§ GIVEN PASSAGE:
Physical Assessment/Clinical Manifestations


When performing a musculoskeletal assessment, inspect and palpate the vertebral column. The classic “dowager’s hump,” or kyphosis of the dorsal spine, is often present (Fig. 53-1). The patient may state that he or she has gotten shorter, perhaps as much as 2 to 3 inches (5 to 7.5 cm) within the previous 20 years. Take or delegate height and weight measurements, and compare with previous measurements if they are available.



The patient may have back pain, which often occurs after lifting, bending, or stooping. The pain may be sharp and acute in onset. Pain is worse with activity and is relieved by rest. Palpation of the vertebrae, particularly the lower thoracic and lumbar vertebrae, can increase the patient’s discomfort. Therefore palpation should be gentle.


Back pain accompanied by tenderness and voluntary restriction of spinal movement suggests one or more compression vertebral fractures, the most common type of osteoporotic fracture. Movement restriction and spinal deformity may result in constipation, abdominal distention, reflux esophagitis, and respiratory compromise in severe cases. The most likely area for spinal fracture is between T8 and L3. This problem is discussed in more detail in Chapter 54.


Fractures are also common in the distal end of the radius (wrist) and the upper third of the femur (hip). Ask the patient to locate all areas that are painful, and observe for signs and symptoms of fractures, such as swelling and malalignment.




Laboratory Assessment


There are no definitive laboratory tests that confirm a diagnosis of primary osteoporosis, although a number of biochemical markers can provide information about bone resorption and formation activity. These biochemical markers are sensitive to bone changes and can be used to monitor effectiveness of treatment for osteoporosis. Bone-specific alkaline phosphatase (BSAP) is found in the cell membrane of the osteoblast and indicates bone formation status. Osteocalcin is a protein substance in bone and increases during bone resorption activity. Pyridinium (PYD) cross-links are released into circulation during bone resorption. N-teleopeptide (NTX) and C-teleopeptide (CTX) are proteins released when bone is broken down. Some laboratories require a 24-hour urine collection for testing, whereas others use a double-voided specimen. Some markers, like NTX and CTX, can also be measured in the blood using immunoassay techniques. Increased levels of any of these markers indicate a risk for osteoporosis. Increased levels are found in patients with osteoporosis, Paget’s disease, and bone tumors (Pagana & Pagana, 2010).


A battery of tests can be performed to rule out secondary osteoporosis or other metabolic bone diseases, such as osteomalacia and Paget’s disease. These include measurements of serum calcium, vitamin D, and phosphorus. Urinary calcium levels may also be assessed. Serum protein measurements and thyroid function tests are done to check for hyperthyroidism.



Imaging Assessment


Conventional x-rays of the spine and long bones show decreased bone density but only after a 25% to 40% bone loss has occurred. Fractures can also be seen on x-ray.


The most commonly used screening and diagnostic tool for measuring bone mineral density (BMD) is dual x-ray absorptiometry (DXA). The spine and hip are most often assessed when central DXA (cDXA) scan is performed. Many physicians recommend that women in their 40s have a baseline screening DXA scan so that later bone changes can be detected and compared. DXA is a painless scan that emits less radiation than a chest x-ray. It is the best tool currently available for a definite diagnosis of osteoporosis. The patient stays dressed but is asked to remove any metallic objects such as belt buckles, coins, keys, or jewelry that might interfere with the test. The results are displayed on a computer graph, and a T-score is calculated. No special follow-up care for the test is required. However, the patient needs to discuss the results with the physician for any decisions about possible preventive or management interventions.

§ SUPPLIED RECORDS:
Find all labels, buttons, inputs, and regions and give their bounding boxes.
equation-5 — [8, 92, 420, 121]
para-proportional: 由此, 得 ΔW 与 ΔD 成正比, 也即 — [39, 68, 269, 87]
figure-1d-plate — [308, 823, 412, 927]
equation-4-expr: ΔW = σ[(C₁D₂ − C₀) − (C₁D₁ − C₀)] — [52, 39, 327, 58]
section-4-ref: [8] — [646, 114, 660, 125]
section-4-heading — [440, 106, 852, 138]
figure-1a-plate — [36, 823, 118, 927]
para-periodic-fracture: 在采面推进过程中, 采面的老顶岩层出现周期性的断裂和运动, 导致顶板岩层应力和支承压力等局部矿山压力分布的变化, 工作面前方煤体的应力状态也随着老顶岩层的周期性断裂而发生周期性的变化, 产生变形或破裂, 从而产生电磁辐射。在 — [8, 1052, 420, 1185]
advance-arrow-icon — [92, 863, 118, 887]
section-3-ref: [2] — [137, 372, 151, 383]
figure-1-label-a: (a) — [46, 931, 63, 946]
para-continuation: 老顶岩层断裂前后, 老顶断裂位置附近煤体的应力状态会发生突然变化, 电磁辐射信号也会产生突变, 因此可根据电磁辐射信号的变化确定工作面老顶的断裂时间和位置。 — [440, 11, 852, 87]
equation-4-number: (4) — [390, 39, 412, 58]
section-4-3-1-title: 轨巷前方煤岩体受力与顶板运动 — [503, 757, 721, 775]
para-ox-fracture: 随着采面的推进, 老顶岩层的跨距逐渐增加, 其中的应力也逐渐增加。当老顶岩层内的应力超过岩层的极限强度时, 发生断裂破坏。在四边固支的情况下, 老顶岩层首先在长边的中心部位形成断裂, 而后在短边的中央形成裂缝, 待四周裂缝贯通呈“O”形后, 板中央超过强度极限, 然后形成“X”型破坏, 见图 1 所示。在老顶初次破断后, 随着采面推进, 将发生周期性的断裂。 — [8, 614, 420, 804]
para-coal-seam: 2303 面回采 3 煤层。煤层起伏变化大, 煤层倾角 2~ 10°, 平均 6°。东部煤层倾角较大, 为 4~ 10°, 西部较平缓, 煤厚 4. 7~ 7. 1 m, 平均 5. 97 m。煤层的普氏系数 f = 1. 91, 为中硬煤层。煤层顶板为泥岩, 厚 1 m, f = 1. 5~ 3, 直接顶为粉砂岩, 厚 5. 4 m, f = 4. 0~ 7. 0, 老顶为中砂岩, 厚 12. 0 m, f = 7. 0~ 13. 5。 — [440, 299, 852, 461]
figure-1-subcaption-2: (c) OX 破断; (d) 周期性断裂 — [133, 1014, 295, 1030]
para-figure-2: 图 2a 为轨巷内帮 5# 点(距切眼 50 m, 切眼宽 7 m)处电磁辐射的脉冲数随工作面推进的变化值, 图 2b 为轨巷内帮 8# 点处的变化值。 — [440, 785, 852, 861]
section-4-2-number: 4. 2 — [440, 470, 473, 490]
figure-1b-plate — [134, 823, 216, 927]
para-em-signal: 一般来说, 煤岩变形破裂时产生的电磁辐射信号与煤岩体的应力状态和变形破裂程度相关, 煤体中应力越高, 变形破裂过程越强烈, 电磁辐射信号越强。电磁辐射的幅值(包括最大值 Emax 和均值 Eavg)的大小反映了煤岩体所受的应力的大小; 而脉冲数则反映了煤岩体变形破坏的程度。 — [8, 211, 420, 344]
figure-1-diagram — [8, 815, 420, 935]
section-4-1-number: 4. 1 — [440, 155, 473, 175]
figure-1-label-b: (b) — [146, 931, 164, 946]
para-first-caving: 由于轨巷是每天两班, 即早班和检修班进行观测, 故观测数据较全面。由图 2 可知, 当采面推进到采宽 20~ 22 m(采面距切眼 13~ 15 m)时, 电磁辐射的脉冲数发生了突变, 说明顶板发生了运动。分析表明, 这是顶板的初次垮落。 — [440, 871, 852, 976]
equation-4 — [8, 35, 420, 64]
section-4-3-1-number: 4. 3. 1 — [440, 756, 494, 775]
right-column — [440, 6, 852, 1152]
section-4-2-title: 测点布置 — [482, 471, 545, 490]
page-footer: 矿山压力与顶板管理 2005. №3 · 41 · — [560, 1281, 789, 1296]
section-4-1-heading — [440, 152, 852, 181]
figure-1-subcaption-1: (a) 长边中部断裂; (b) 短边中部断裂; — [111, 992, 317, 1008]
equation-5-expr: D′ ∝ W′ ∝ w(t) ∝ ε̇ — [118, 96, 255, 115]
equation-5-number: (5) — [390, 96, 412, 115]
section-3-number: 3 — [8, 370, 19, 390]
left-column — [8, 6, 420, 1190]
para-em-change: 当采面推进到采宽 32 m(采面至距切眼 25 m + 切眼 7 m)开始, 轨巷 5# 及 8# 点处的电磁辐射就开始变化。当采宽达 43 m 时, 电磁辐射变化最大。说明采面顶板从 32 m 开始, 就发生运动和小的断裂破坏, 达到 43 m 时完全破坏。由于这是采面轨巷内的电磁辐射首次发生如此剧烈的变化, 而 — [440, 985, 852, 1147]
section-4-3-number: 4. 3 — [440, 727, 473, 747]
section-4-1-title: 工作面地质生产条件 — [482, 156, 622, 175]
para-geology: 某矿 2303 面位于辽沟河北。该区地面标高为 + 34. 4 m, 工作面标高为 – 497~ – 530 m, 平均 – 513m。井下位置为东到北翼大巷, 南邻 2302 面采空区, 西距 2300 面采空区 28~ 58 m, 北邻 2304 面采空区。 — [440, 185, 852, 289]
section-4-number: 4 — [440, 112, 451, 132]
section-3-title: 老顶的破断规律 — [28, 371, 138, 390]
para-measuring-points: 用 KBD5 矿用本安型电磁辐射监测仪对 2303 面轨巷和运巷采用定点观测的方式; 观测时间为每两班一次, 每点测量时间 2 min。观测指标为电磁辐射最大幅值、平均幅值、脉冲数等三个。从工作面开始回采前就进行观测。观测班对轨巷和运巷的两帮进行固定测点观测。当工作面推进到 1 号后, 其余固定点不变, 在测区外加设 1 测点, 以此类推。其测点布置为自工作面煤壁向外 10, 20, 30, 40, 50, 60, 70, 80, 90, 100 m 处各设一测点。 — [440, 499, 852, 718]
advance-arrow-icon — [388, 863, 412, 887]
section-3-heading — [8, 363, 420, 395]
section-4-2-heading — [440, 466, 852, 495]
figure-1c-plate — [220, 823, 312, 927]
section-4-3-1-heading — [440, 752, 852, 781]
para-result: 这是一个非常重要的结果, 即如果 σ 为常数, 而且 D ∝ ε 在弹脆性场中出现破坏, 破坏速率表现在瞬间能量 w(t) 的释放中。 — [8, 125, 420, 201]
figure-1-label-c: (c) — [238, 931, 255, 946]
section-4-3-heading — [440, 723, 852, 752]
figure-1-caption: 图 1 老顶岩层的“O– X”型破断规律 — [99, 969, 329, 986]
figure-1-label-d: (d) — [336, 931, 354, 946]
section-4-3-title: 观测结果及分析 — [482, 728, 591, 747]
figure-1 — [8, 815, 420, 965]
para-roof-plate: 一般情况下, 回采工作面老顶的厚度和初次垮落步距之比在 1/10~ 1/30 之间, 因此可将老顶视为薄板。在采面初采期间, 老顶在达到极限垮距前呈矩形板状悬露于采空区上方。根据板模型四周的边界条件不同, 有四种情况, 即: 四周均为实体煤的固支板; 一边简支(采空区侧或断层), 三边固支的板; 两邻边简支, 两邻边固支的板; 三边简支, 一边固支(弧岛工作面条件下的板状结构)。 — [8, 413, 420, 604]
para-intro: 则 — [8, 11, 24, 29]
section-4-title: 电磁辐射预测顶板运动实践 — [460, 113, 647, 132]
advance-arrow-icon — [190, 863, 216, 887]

§ WHAT THIS EXERCISE ASKS:
a. Which biochemical markers of bone resorption and formation does the osteoporosis assessment text name? List every one.
b. Why does the osteoporosis assessment text say that palpation of the vertebrae should be gentle?
c. How might the osteoporosis assessment text go on after its final sentence? Carry it forward from that point.

§ OUTPUTS FOR THE TASKS:
a.
- Bone-specific alkaline phosphatase (BSAP)
- Osteocalcin
- Pyridinium (PYD) cross-links
- N-teleopeptide (NTX)
- C-teleopeptide (CTX)

b. Palpating the vertebrae, especially the lower thoracic and lumbar vertebrae, can increase the patient's discomfort. In these patients, back pain often follows lifting, bending, or stooping.

c.
A peripheral DXA (pDXA) scan assesses BMD of the heel, forearm, or finger. It is often used for large-scale screening purposes. For example, Gloth and Simonson (2008) reported a large-scale heel BMD study for screening over 34,000 skilled nursing facility residents. The pDXA is also commonly used for screening at community health fairs and women’s health centers.


Quantitative computed tomography (QCT) can also measure bone density, using either a central or peripheral technique. This procedure analyzes trabecular and cortical bone separately and is especially sensitive to changes in the vertebral column. The test is more expensive than the DXA scan and exposes the patient to more radiation; however, it is a safe screening test (National Osteoporosis Foundation, 2010).


Peripheral quantitative ultrasound (pQUS) is an effective and low-cost peripheral screening tool that can detect osteoporosis and predict risk for hip fracture. The heel, tibia, and patella are most commonly tested. The procedure requires no special preparation, is quick, and has no radiation exposure or specific follow-up care (Pagana & Pagana, 2010). The National Osteoporosis Foundation recommends that men older than 70 years have the pQUS as a screening tool for the disease.




Planning and Implementation




Interventions


Because the patient is predisposed to fractures, nutritional therapy, exercise, lifestyle changes, and drug therapy are used to slow bone resorption and form new bone tissue. Patient education can help prevent osteoporosis or slow the progress. These measures help reduce the chance of fractures and their complications. The role of drug therapy has increased over the past decade and helps prevent fractures related to osteoporosis. Drug therapy should begin when the BMD T-score for the hip is below −2.0 with no other risk factors or when the T-score is below −1.5 with one or more risk factors or previous fracture.




Lifestyle Changes

Exercise is important in the prevention and management of osteoporosis. It also plays a vital role in pain management, cardiovascular function, and an improved sense of well-being.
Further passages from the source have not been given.